[Set exercise]
Pick out each line below containing "Haji".

Dataset excerpts
· · · ·
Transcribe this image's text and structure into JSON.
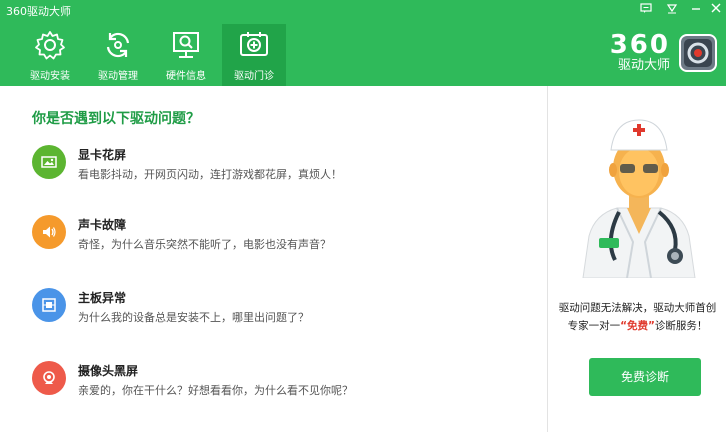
{
  "window": {
    "title": "360驱动大师"
  },
  "controls": [
    {
      "name": "feedback-icon"
    },
    {
      "name": "menu-icon"
    },
    {
      "name": "minimize-icon"
    },
    {
      "name": "close-icon"
    }
  ],
  "tabs": [
    {
      "label": "驱动安装",
      "icon": "gear-icon",
      "active": false
    },
    {
      "label": "驱动管理",
      "icon": "refresh-icon",
      "active": false
    },
    {
      "label": "硬件信息",
      "icon": "monitor-search-icon",
      "active": false
    },
    {
      "label": "驱动门诊",
      "icon": "clinic-icon",
      "active": true
    }
  ],
  "brand": {
    "number": "360",
    "name": "驱动大师"
  },
  "main": {
    "question": "你是否遇到以下驱动问题？",
    "items": [
      {
        "title": "显卡花屏",
        "desc": "看电影抖动，开网页闪动，连打游戏都花屏，真烦人！",
        "color": "#5cb531",
        "icon": "image-icon"
      },
      {
        "title": "声卡故障",
        "desc": "奇怪，为什么音乐突然不能听了，电影也没有声音？",
        "color": "#f59a2c",
        "icon": "speaker-icon"
      },
      {
        "title": "主板异常",
        "desc": "为什么我的设备总是安装不上，哪里出问题了？",
        "color": "#4a94e8",
        "icon": "board-icon"
      },
      {
        "title": "摄像头黑屏",
        "desc": "亲爱的，你在干什么？好想看看你，为什么看不见你呢？",
        "color": "#ee5a4a",
        "icon": "camera-icon"
      }
    ]
  },
  "side": {
    "line1": "驱动问题无法解决，驱动大师首创",
    "line2_prefix": "专家一对一",
    "line2_free": "“免费”",
    "line2_suffix": "诊断服务！",
    "button": "免费诊断"
  }
}
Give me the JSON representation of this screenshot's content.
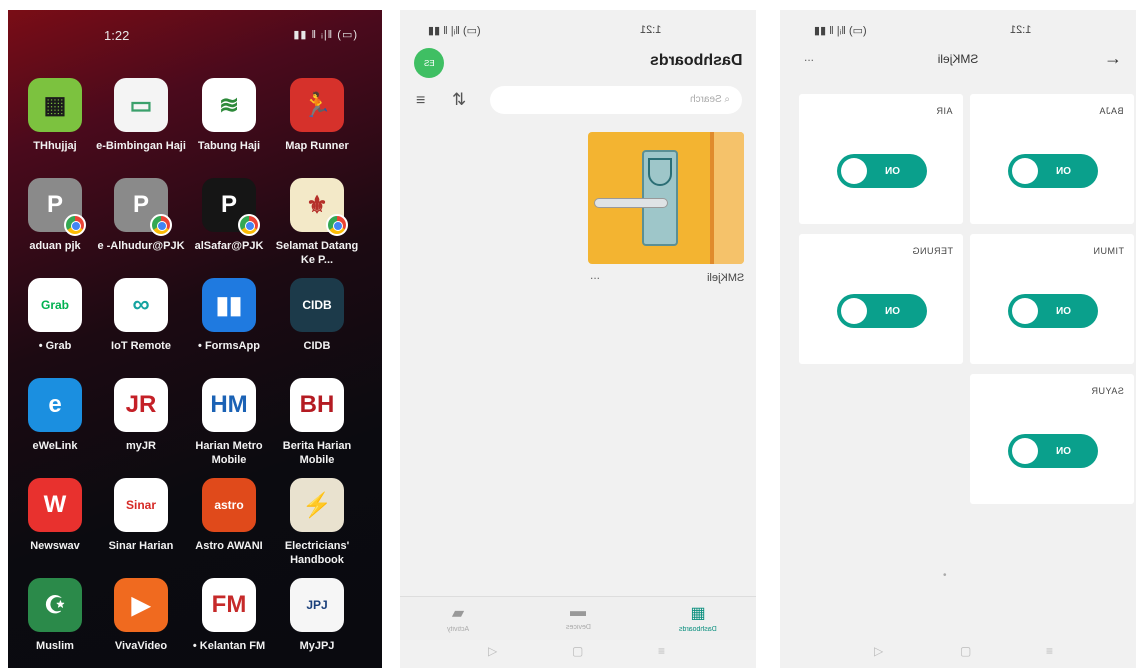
{
  "left_phone": {
    "status_time": "1:22",
    "status_indicators": "▮▮ ǁ ᵢ|ǁ (▭)",
    "apps": [
      {
        "label": "THhujjaj",
        "color": "#7cc23f",
        "glyph": "▦",
        "glyph_color": "#1b1b1b"
      },
      {
        "label": "e-Bimbingan Haji",
        "color": "#f4f4f4",
        "glyph": "▭",
        "glyph_color": "#3aa06b"
      },
      {
        "label": "Tabung Haji",
        "color": "#ffffff",
        "glyph": "≋",
        "glyph_color": "#2d8a3a"
      },
      {
        "label": "Map Runner",
        "color": "#d6312b",
        "glyph": "🏃",
        "glyph_color": "#ffffff"
      },
      {
        "label": "aduan pjk",
        "color": "#8a8a8a",
        "glyph": "P",
        "glyph_color": "#ffffff",
        "chrome_badge": true
      },
      {
        "label": "e -Alhudur@PJK",
        "color": "#8a8a8a",
        "glyph": "P",
        "glyph_color": "#ffffff",
        "chrome_badge": true
      },
      {
        "label": "alSafar@PJK",
        "color": "#151515",
        "glyph": "P",
        "glyph_color": "#ffffff",
        "chrome_badge": true
      },
      {
        "label": "Selamat Datang Ke P...",
        "color": "#f3e9c8",
        "glyph": "⚜",
        "glyph_color": "#b5302a",
        "chrome_badge": true
      },
      {
        "label": "• Grab",
        "color": "#ffffff",
        "glyph": "Grab",
        "glyph_color": "#00b14f"
      },
      {
        "label": "IoT Remote",
        "color": "#ffffff",
        "glyph": "∞",
        "glyph_color": "#14a3a0"
      },
      {
        "label": "• FormsApp",
        "color": "#1f7ae0",
        "glyph": "▮▮",
        "glyph_color": "#ffffff"
      },
      {
        "label": "CIDB",
        "color": "#1c3a4a",
        "glyph": "CIDB",
        "glyph_color": "#ffffff"
      },
      {
        "label": "eWeLink",
        "color": "#1b8fe0",
        "glyph": "e",
        "glyph_color": "#ffffff"
      },
      {
        "label": "myJR",
        "color": "#ffffff",
        "glyph": "JR",
        "glyph_color": "#c42027"
      },
      {
        "label": "Harian Metro Mobile",
        "color": "#ffffff",
        "glyph": "HM",
        "glyph_color": "#1b62b5"
      },
      {
        "label": "Berita Harian Mobile",
        "color": "#ffffff",
        "glyph": "BH",
        "glyph_color": "#b41b22"
      },
      {
        "label": "Newswav",
        "color": "#e8312e",
        "glyph": "W",
        "glyph_color": "#ffffff"
      },
      {
        "label": "Sinar Harian",
        "color": "#ffffff",
        "glyph": "Sinar",
        "glyph_color": "#d62a26"
      },
      {
        "label": "Astro AWANI",
        "color": "#e04a1b",
        "glyph": "astro",
        "glyph_color": "#ffffff"
      },
      {
        "label": "Electricians' Handbook",
        "color": "#e9e2cf",
        "glyph": "⚡",
        "glyph_color": "#2b2b2b"
      },
      {
        "label": "Muslim",
        "color": "#2b8a4a",
        "glyph": "☪",
        "glyph_color": "#ffffff"
      },
      {
        "label": "VivaVideo",
        "color": "#f06a1f",
        "glyph": "▶",
        "glyph_color": "#ffffff"
      },
      {
        "label": "• Kelantan FM",
        "color": "#ffffff",
        "glyph": "FM",
        "glyph_color": "#c62a2a"
      },
      {
        "label": "MyJPJ",
        "color": "#f6f6f6",
        "glyph": "JPJ",
        "glyph_color": "#1a3f7a"
      }
    ]
  },
  "middle_phone": {
    "status_time": "1:21",
    "status_indicators": "(▭) ǁᵢ| ǁ ▮▮",
    "title": "Dashboards",
    "avatar": "ES",
    "search_placeholder": "Search",
    "card_title": "SMKjeli",
    "card_menu": "...",
    "tabs": [
      {
        "label": "Activity",
        "icon": "chat-icon",
        "glyph": "▰"
      },
      {
        "label": "Devices",
        "icon": "device-icon",
        "glyph": "▬"
      },
      {
        "label": "Dashboards",
        "icon": "dashboard-icon",
        "glyph": "▦",
        "active": true
      }
    ],
    "sys_nav": [
      "▷",
      "▢",
      "≡"
    ]
  },
  "right_phone": {
    "status_time": "1:21",
    "status_indicators": "(▭) ǁᵢ| ǁ ▮▮",
    "title": "SMKjeli",
    "more": "...",
    "tiles": [
      {
        "name": "BAJA",
        "state": "ON"
      },
      {
        "name": "AIR",
        "state": "ON"
      },
      {
        "name": "TIMUN",
        "state": "ON"
      },
      {
        "name": "TERUNG",
        "state": "ON"
      },
      {
        "name": "SAYUR",
        "state": "ON"
      }
    ],
    "page_dot": "•",
    "sys_nav": [
      "▷",
      "▢",
      "≡"
    ]
  },
  "colors": {
    "accent": "#0aa08c",
    "avatar": "#3fbf63",
    "card": "#f3b431"
  }
}
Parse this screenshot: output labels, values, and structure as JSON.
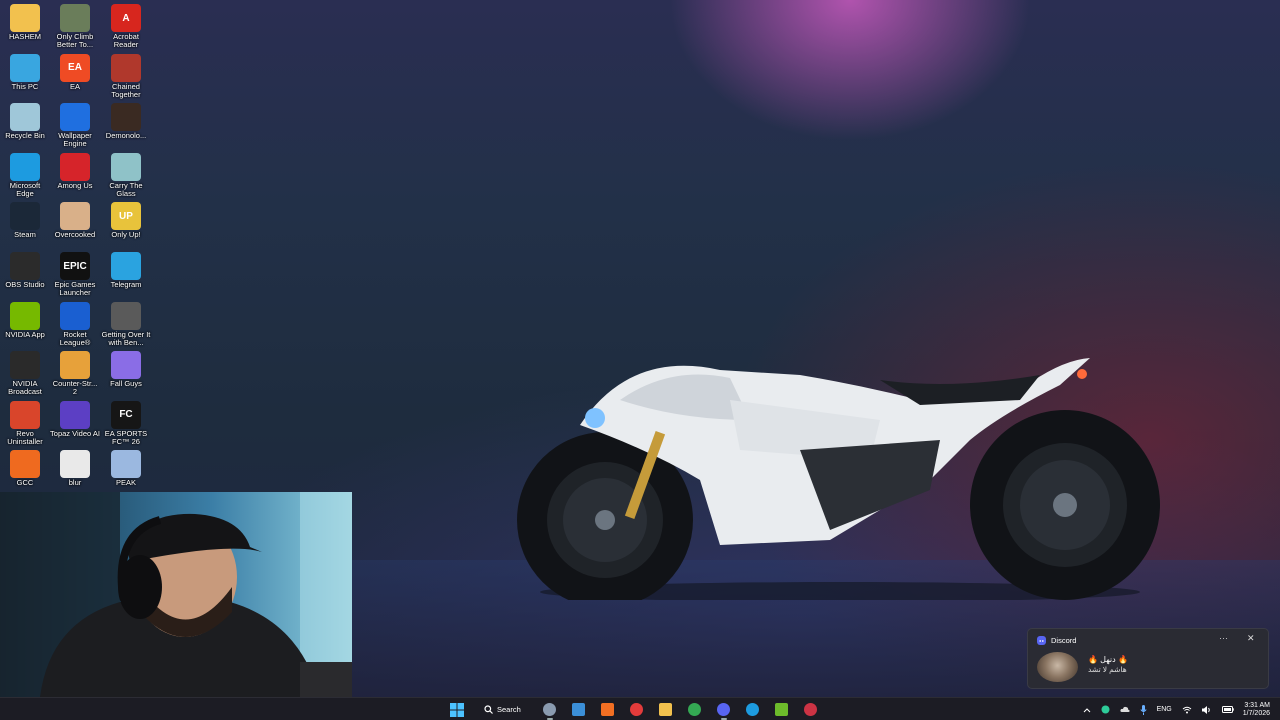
{
  "desktop_icons": [
    {
      "label": "HASHEM",
      "color": "#f2c14e",
      "glyph": ""
    },
    {
      "label": "Only Climb Better To...",
      "color": "#6a7d5a",
      "glyph": ""
    },
    {
      "label": "Acrobat Reader",
      "color": "#d7261e",
      "glyph": "A"
    },
    {
      "label": "This PC",
      "color": "#39a6e0",
      "glyph": ""
    },
    {
      "label": "EA",
      "color": "#ef4b24",
      "glyph": "EA"
    },
    {
      "label": "Chained Together",
      "color": "#b0382c",
      "glyph": ""
    },
    {
      "label": "Recycle Bin",
      "color": "#9fc7d9",
      "glyph": ""
    },
    {
      "label": "Wallpaper Engine",
      "color": "#1f6fe0",
      "glyph": ""
    },
    {
      "label": "Demonolo...",
      "color": "#3a2a22",
      "glyph": ""
    },
    {
      "label": "Microsoft Edge",
      "color": "#1d9be0",
      "glyph": ""
    },
    {
      "label": "Among Us",
      "color": "#d6242a",
      "glyph": ""
    },
    {
      "label": "Carry The Glass",
      "color": "#8fc2c8",
      "glyph": ""
    },
    {
      "label": "Steam",
      "color": "#1b2838",
      "glyph": ""
    },
    {
      "label": "Overcooked",
      "color": "#d9b089",
      "glyph": ""
    },
    {
      "label": "Only Up!",
      "color": "#e8c33b",
      "glyph": "UP"
    },
    {
      "label": "OBS Studio",
      "color": "#2b2b2b",
      "glyph": ""
    },
    {
      "label": "Epic Games Launcher",
      "color": "#111111",
      "glyph": "EPIC"
    },
    {
      "label": "Telegram",
      "color": "#2aa3e0",
      "glyph": ""
    },
    {
      "label": "NVIDIA App",
      "color": "#76b900",
      "glyph": ""
    },
    {
      "label": "Rocket League®",
      "color": "#1a5fd1",
      "glyph": ""
    },
    {
      "label": "Getting Over It with Ben...",
      "color": "#5a5a5a",
      "glyph": ""
    },
    {
      "label": "NVIDIA Broadcast",
      "color": "#2a2a2a",
      "glyph": ""
    },
    {
      "label": "Counter-Str... 2",
      "color": "#e7a13a",
      "glyph": ""
    },
    {
      "label": "Fall Guys",
      "color": "#8a6de6",
      "glyph": ""
    },
    {
      "label": "Revo Uninstaller",
      "color": "#d9452b",
      "glyph": ""
    },
    {
      "label": "Topaz Video AI",
      "color": "#5c3fc4",
      "glyph": ""
    },
    {
      "label": "EA SPORTS FC™ 26",
      "color": "#161616",
      "glyph": "FC"
    },
    {
      "label": "GCC",
      "color": "#ef6a1f",
      "glyph": ""
    },
    {
      "label": "blur",
      "color": "#e9e9e9",
      "glyph": ""
    },
    {
      "label": "PEAK",
      "color": "#9bb8e0",
      "glyph": ""
    }
  ],
  "taskbar": {
    "search_label": "Search",
    "apps": [
      {
        "name": "settings",
        "color": "#8a9bb0"
      },
      {
        "name": "photos",
        "color": "#3b8fd8"
      },
      {
        "name": "soundcloud",
        "color": "#f26f23"
      },
      {
        "name": "cpu-tool",
        "color": "#e33b3b"
      },
      {
        "name": "file-explorer",
        "color": "#f2c14e"
      },
      {
        "name": "chrome",
        "color": "#34a853"
      },
      {
        "name": "discord",
        "color": "#5865f2"
      },
      {
        "name": "edge",
        "color": "#1d9be0"
      },
      {
        "name": "play-app",
        "color": "#6dbb2b"
      },
      {
        "name": "record-app",
        "color": "#cc3344"
      }
    ],
    "tray": {
      "language": "ENG",
      "time": "3:31 AM",
      "date": "1/7/2026"
    }
  },
  "notification": {
    "app": "Discord",
    "title": "🔥 دنهل 🔥",
    "message": "هاشم لا تشد",
    "more": "···",
    "close": "✕"
  }
}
· · · ·
[Task solution]
        "label": "e-Bimbingan Haji",
        "label": "Tabung Haji",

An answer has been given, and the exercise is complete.